Goal:
Print out the entries below with no edits.

Supplied records:
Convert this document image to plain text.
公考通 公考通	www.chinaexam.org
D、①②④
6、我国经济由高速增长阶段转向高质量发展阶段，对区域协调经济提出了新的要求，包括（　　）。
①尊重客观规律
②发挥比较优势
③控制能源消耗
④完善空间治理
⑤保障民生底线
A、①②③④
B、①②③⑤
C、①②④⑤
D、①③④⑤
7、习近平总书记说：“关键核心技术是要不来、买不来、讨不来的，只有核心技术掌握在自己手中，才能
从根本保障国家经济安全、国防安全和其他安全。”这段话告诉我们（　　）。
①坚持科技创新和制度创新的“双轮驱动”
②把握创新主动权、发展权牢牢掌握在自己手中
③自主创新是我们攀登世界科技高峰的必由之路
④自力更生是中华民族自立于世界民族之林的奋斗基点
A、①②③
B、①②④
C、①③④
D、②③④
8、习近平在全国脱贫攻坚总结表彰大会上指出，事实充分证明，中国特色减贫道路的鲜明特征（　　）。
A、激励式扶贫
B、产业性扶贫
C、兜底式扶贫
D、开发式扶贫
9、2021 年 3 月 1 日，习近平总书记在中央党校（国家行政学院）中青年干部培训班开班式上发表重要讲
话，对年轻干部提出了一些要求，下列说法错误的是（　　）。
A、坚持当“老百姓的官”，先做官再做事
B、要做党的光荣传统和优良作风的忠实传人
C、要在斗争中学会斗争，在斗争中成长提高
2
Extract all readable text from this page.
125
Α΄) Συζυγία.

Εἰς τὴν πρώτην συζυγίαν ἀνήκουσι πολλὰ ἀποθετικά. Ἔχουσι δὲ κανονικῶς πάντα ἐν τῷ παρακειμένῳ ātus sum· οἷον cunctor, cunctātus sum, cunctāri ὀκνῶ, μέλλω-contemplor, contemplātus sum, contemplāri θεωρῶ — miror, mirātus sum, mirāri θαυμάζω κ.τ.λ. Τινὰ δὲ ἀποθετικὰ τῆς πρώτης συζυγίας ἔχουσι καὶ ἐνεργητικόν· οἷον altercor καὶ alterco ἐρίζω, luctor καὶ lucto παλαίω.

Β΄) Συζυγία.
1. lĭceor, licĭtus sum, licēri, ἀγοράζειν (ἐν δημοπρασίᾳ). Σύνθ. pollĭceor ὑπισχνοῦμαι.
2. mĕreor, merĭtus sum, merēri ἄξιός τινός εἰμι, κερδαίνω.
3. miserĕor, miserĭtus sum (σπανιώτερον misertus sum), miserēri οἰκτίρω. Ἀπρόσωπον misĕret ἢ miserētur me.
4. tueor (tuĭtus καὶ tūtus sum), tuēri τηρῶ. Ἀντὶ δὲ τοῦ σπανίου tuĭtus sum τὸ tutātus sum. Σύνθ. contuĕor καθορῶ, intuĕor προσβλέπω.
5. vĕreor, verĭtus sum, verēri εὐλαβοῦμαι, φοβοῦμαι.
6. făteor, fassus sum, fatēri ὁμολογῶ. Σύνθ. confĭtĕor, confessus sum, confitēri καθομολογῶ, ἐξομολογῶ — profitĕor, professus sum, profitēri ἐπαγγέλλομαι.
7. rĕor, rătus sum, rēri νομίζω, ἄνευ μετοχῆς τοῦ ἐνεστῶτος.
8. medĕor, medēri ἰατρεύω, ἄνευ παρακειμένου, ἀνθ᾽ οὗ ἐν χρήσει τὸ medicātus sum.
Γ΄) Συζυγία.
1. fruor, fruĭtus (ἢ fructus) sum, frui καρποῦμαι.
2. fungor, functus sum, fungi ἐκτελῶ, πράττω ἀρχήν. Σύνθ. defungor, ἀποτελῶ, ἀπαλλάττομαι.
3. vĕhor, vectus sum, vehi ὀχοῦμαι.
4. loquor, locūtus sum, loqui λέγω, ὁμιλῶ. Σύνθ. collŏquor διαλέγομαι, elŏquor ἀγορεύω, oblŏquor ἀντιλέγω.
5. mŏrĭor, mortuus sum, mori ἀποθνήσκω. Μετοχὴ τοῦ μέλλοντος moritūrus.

Answer to this exercise:
Convert this document image to plain text.
公考通 公考通	www.chinaexam.org
D、①②④
6、我国经济由高速增长阶段转向高质量发展阶段，对区域协调经济提出了新的要求，包括（　　）。
①尊重客观规律
②发挥比较优势
③控制能源消耗
④完善空间治理
⑤保障民生底线
A、①②③④
B、①②③⑤
C、①②④⑤
D、①③④⑤
7、习近平总书记说：“关键核心技术是要不来、买不来、讨不来的，只有核心技术掌握在自己手中，才能
从根本保障国家经济安全、国防安全和其他安全。”这段话告诉我们（　　）。
①坚持科技创新和制度创新的“双轮驱动”
②把握创新主动权、发展权牢牢掌握在自己手中
③自主创新是我们攀登世界科技高峰的必由之路
④自力更生是中华民族自立于世界民族之林的奋斗基点
A、①②③
B、①②④
C、①③④
D、②③④
8、习近平在全国脱贫攻坚总结表彰大会上指出，事实充分证明，中国特色减贫道路的鲜明特征（　　）。
A、激励式扶贫
B、产业性扶贫
C、兜底式扶贫
D、开发式扶贫
9、2021 年 3 月 1 日，习近平总书记在中央党校（国家行政学院）中青年干部培训班开班式上发表重要讲
话，对年轻干部提出了一些要求，下列说法错误的是（　　）。
A、坚持当“老百姓的官”，先做官再做事
B、要做党的光荣传统和优良作风的忠实传人
C、要在斗争中学会斗争，在斗争中成长提高
2
Extract all readable text from this page.
125
Α΄) Συζυγία.

Εἰς τὴν πρώτην συζυγίαν ἀνήκουσι πολλὰ ἀποθετικά. Ἔχουσι δὲ κανονικῶς πάντα ἐν τῷ παρακειμένῳ ātus sum· οἷον cunctor, cunctātus sum, cunctāri ὀκνῶ, μέλλω-contemplor, contemplātus sum, contemplāri θεωρῶ — miror, mirātus sum, mirāri θαυμάζω κ.τ.λ. Τινὰ δὲ ἀποθετικὰ τῆς πρώτης συζυγίας ἔχουσι καὶ ἐνεργητικόν· οἷον altercor καὶ alterco ἐρίζω, luctor καὶ lucto παλαίω.

Β΄) Συζυγία.
1. lĭceor, licĭtus sum, licēri, ἀγοράζειν (ἐν δημοπρασίᾳ). Σύνθ. pollĭceor ὑπισχνοῦμαι.
2. mĕreor, merĭtus sum, merēri ἄξιός τινός εἰμι, κερδαίνω.
3. miserĕor, miserĭtus sum (σπανιώτερον misertus sum), miserēri οἰκτίρω. Ἀπρόσωπον misĕret ἢ miserētur me.
4. tueor (tuĭtus καὶ tūtus sum), tuēri τηρῶ. Ἀντὶ δὲ τοῦ σπανίου tuĭtus sum τὸ tutātus sum. Σύνθ. contuĕor καθορῶ, intuĕor προσβλέπω.
5. vĕreor, verĭtus sum, verēri εὐλαβοῦμαι, φοβοῦμαι.
6. făteor, fassus sum, fatēri ὁμολογῶ. Σύνθ. confĭtĕor, confessus sum, confitēri καθομολογῶ, ἐξομολογῶ — profitĕor, professus sum, profitēri ἐπαγγέλλομαι.
7. rĕor, rătus sum, rēri νομίζω, ἄνευ μετοχῆς τοῦ ἐνεστῶτος.
8. medĕor, medēri ἰατρεύω, ἄνευ παρακειμένου, ἀνθ᾽ οὗ ἐν χρήσει τὸ medicātus sum.
Γ΄) Συζυγία.
1. fruor, fruĭtus (ἢ fructus) sum, frui καρποῦμαι.
2. fungor, functus sum, fungi ἐκτελῶ, πράττω ἀρχήν. Σύνθ. defungor, ἀποτελῶ, ἀπαλλάττομαι.
3. vĕhor, vectus sum, vehi ὀχοῦμαι.
4. loquor, locūtus sum, loqui λέγω, ὁμιλῶ. Σύνθ. collŏquor διαλέγομαι, elŏquor ἀγορεύω, oblŏquor ἀντιλέγω.
5. mŏrĭor, mortuus sum, mori ἀποθνήσκω. Μετοχὴ τοῦ μέλλοντος moritūrus.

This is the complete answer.